[BEGIN Text extract]
Re: Paragraph 15.1, the next vital date is April 7
in response to
by
posted on
Mar 30, 2013 08:44AM
CUU own 25% Schaft Creek: proven/probable min. reserves/940.8m tonnes = 0.27% copper, 0.19 g/t gold, 0.018% moly and 1.72 g/t silver containing: 5.6b lbs copper, 5.8m ounces gold, 363.5m lbs moly and 51.7m ounces silver; (Recoverable CuEq 0.46%)
15.1 uses the words "definitive option joint venture agreement" and goes on to say the resulting agreement will "embody all of the terms and conditions of this agreement" and finally it will "replace and supercede this agreement"
Here again we are in the thicket of determining intent based on 10 year old language
And I don't think we can emphasize enough that this agreement was prepared by attorneys and executives working for Teck Cominco, if they disagree with any of the language, they need to refer to their folks
So what would be the reason for wrapping up the Schaft Creek Property Acquisition Agreement with this language?
[END Text extract]
◆ Written exercise
Using the Schaft Creek forum post above, list each metal given in the reserve figures along with its grade.
[BEGIN Dataset content]
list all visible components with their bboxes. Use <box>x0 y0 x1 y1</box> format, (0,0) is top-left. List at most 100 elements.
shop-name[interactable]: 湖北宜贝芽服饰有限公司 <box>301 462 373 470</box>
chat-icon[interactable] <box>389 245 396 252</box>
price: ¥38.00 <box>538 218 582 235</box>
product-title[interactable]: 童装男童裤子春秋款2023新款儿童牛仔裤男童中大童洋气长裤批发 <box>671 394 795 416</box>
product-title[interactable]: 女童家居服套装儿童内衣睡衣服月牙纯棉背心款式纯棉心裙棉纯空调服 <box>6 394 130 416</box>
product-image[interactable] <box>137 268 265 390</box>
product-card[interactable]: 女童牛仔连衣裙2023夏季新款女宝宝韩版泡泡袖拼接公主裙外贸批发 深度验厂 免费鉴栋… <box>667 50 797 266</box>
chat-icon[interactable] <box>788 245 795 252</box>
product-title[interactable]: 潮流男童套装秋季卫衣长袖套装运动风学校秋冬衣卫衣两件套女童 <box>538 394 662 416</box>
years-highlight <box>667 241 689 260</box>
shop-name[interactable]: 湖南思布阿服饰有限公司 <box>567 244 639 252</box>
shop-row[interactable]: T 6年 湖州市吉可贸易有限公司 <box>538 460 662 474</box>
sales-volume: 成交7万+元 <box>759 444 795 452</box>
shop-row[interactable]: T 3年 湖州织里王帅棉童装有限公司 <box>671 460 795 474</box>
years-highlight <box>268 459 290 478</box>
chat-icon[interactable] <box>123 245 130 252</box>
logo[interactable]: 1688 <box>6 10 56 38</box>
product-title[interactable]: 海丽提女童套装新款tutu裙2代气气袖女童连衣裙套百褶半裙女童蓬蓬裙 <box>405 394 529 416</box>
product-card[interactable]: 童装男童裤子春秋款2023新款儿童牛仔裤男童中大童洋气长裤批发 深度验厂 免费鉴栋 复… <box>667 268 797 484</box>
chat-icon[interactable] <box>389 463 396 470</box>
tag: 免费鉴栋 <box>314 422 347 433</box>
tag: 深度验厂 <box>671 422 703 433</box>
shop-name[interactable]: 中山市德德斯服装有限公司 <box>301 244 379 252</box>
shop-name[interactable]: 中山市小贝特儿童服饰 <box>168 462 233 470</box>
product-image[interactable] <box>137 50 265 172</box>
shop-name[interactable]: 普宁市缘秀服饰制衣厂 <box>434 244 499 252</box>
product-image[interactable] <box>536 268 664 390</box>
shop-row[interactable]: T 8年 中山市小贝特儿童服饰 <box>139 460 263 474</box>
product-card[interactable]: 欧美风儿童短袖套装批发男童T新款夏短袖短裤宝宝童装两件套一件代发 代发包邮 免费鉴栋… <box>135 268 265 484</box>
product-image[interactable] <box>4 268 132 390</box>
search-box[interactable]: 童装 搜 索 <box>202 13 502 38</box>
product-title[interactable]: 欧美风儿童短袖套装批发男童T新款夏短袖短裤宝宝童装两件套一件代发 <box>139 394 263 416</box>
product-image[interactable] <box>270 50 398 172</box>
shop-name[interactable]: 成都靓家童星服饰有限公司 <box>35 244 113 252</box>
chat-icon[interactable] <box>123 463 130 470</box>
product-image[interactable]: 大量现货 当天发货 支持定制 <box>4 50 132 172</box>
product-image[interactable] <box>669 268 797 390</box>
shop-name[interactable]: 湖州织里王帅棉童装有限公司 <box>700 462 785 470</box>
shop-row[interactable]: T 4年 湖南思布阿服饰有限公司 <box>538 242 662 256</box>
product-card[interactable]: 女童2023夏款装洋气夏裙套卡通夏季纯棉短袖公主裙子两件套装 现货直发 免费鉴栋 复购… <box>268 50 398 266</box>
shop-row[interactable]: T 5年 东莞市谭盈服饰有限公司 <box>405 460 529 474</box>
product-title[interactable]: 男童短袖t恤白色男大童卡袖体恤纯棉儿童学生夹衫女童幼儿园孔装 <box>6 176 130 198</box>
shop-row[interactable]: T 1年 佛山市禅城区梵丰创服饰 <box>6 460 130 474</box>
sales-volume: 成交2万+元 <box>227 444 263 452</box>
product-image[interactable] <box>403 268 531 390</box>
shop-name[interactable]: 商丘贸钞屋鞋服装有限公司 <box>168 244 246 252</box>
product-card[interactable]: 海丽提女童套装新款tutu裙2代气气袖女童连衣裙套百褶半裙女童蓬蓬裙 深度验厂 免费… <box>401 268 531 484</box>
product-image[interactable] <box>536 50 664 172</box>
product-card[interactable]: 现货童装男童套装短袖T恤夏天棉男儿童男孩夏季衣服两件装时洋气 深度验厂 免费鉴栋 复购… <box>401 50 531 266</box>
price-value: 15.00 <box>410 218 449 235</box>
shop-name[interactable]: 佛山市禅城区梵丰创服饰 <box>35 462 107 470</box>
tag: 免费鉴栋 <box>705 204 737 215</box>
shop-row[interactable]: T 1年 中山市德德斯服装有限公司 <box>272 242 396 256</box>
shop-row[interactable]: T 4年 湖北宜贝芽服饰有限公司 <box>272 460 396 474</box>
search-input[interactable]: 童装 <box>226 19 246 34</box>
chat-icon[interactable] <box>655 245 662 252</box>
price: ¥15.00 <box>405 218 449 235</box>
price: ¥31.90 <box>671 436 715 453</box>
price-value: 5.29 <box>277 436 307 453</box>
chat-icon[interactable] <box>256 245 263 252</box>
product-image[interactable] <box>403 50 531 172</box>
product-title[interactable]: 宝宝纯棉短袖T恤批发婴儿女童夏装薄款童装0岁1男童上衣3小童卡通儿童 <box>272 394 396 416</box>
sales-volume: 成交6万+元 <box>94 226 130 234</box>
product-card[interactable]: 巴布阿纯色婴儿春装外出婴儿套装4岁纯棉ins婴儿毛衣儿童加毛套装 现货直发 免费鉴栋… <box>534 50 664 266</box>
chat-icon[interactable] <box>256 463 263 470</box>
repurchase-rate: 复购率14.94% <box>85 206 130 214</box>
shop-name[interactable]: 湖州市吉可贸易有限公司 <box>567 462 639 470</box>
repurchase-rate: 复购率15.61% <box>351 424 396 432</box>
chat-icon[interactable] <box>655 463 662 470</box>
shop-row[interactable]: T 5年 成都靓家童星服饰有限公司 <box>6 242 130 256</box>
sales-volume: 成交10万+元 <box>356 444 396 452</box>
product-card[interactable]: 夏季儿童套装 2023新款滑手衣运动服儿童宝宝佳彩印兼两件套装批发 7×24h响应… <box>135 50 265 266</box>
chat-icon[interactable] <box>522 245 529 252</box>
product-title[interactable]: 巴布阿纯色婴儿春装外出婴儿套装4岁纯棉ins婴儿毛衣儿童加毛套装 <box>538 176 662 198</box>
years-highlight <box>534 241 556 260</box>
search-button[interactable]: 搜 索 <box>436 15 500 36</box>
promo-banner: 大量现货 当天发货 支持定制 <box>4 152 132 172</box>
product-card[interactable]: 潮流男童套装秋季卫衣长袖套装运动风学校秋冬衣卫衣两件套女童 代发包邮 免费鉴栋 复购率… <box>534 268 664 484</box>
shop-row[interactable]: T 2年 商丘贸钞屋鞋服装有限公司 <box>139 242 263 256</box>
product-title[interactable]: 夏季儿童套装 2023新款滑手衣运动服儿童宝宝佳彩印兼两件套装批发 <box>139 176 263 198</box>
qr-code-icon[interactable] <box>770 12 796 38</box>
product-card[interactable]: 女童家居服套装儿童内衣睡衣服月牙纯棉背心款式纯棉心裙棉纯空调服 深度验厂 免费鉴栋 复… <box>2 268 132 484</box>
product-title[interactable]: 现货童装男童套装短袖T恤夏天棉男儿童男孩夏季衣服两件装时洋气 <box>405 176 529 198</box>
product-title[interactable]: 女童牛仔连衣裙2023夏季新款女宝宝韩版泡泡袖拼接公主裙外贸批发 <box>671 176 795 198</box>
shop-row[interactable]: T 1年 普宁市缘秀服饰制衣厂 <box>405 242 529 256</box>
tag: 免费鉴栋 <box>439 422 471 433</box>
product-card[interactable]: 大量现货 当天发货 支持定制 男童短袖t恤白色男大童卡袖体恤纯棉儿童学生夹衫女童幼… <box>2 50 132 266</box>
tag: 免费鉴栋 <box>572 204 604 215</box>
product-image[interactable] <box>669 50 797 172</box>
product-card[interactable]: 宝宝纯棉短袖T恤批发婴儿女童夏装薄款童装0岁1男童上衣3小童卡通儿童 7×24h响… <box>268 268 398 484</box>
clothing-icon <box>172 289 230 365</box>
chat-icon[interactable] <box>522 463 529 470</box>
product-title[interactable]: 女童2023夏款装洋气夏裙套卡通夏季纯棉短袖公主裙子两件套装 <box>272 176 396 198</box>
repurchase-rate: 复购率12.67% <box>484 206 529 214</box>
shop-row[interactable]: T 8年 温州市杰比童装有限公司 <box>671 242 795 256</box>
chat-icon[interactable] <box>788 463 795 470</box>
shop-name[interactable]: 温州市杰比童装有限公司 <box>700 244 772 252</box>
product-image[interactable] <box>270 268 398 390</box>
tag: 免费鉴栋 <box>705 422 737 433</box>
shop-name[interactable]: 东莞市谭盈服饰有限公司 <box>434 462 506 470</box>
[END Dataset content]
◆ Output
Copper: 0.27%
Gold: 0.19 g/t
Moly: 0.018%
Silver: 1.72 g/t